**Aim:** Decide whether each statement below agrees with the passage on mature ratings in games. For each one, give yes or no and quote the deciding words from the passage. 1. The writer would run the violence in HMM for their children as is. 2. The writer speaks from a German point of view. 3. The books of the novelists the writer mentions carry huge warning labels.

**Selected excerpt:**
____
This said I agree with Set. Most of the time I see the term "mature" used when it comes to things most adults aren't even interested in. Industry tends to use this term as a bait for the younger generation. Maybe I'm selective but I don't even know a single person over 21 which likes gore as presented in Saw (or is interested in in any way). I'm speaking from a german point of view so that may be different in the U.S.

I have no problems with violence as presented in HMM though where it is used to show the reader how degenerate and evil the opponents truly are. I wouldn't run it for my children as is, but generally (and if rarely used) it is a good way to show the players what the true results of fighting and killing are.


When I was planning to do Serpents of Scuttlecove or the Porphyry House Horror, or even for instance making use of the Shadizar boxed set for Conan D20 I couldn't help but think, "What's the big deal? I've seen and read worse."

In every one of Terry Goodkind's novels that I read someone gets raped, someone gets tortured, and some people get horribly murdered. In one of George R.R. Martin's books (just ONE book) there are depictions of torture, implications of awful experimentations of live human subjects, the humiliation and rape of captive women, numerous brutal deaths and so on. So I have to admit that while I found "The Porphyry House Horror" on par with this I didn't find it all that shocking. I believed that the mature rating was because it was a game (let's face it, there are no huge warning labels on the books of the novelists I mentioned--no one is going to stop someone who is only 12 from buying them) and video games, rpgs and movies lately have to have warning labels on them.
____
**Information provided:**
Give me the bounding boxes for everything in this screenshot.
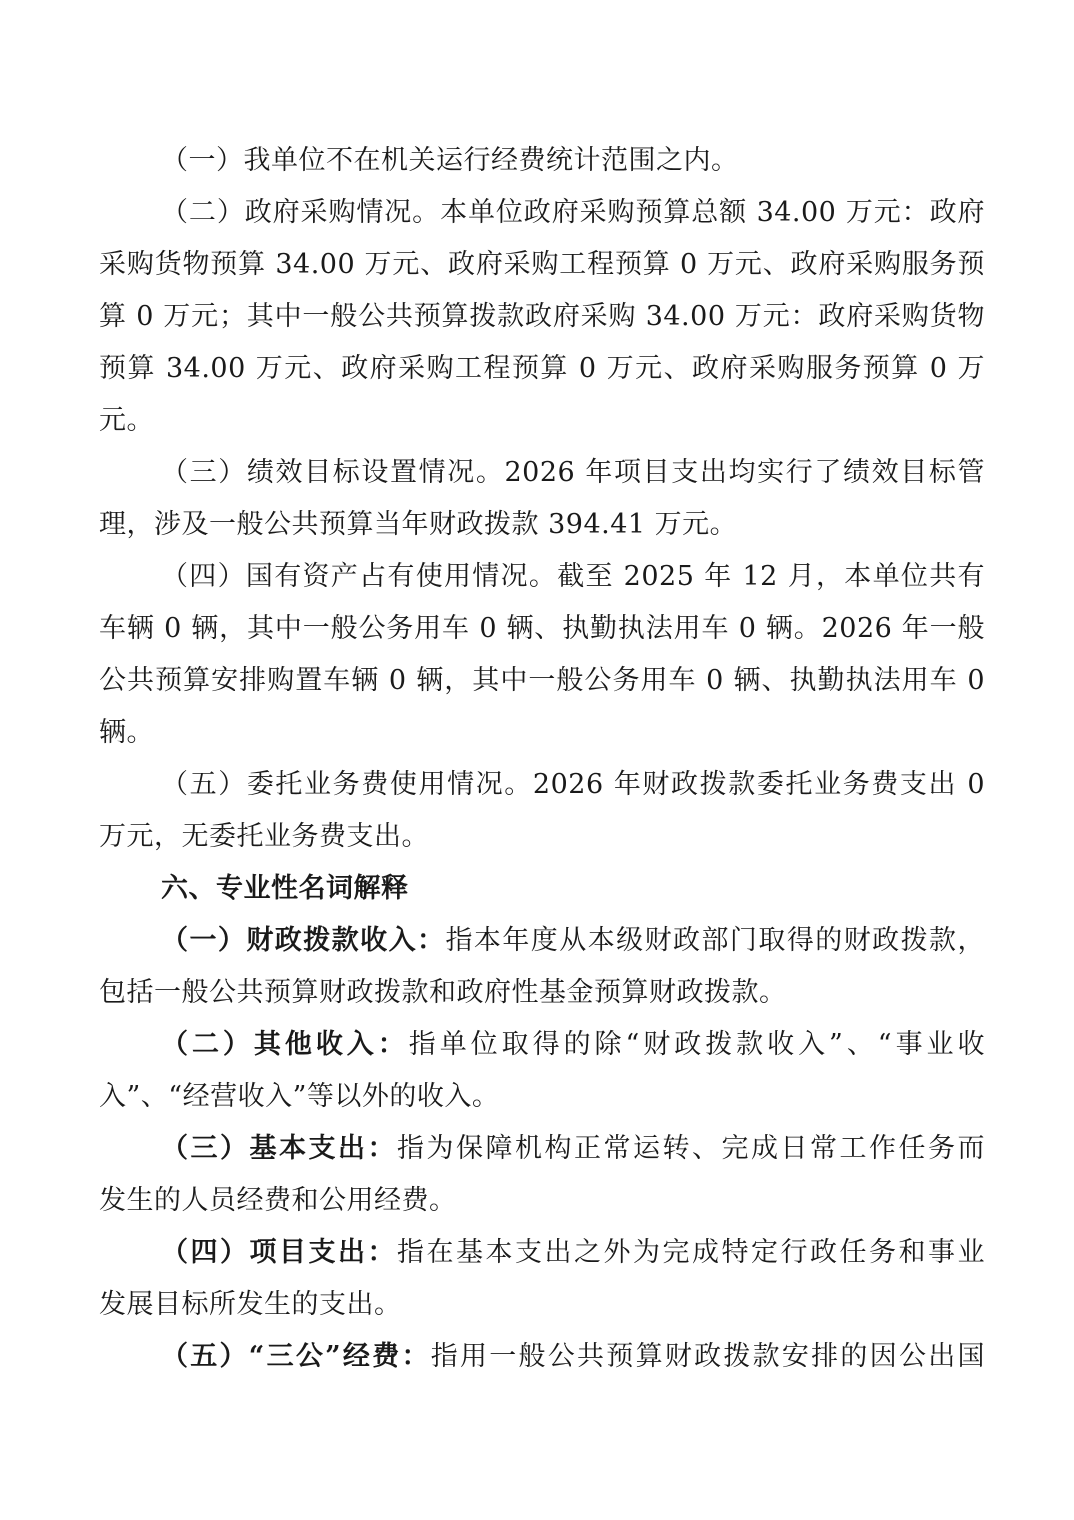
____
**Exercise response:**
1. No: "I wouldn't run it for my children as is"
2. Yes: "I'm speaking from a german point of view"
3. No: "there are no huge warning labels on the books of the novelists I mentioned"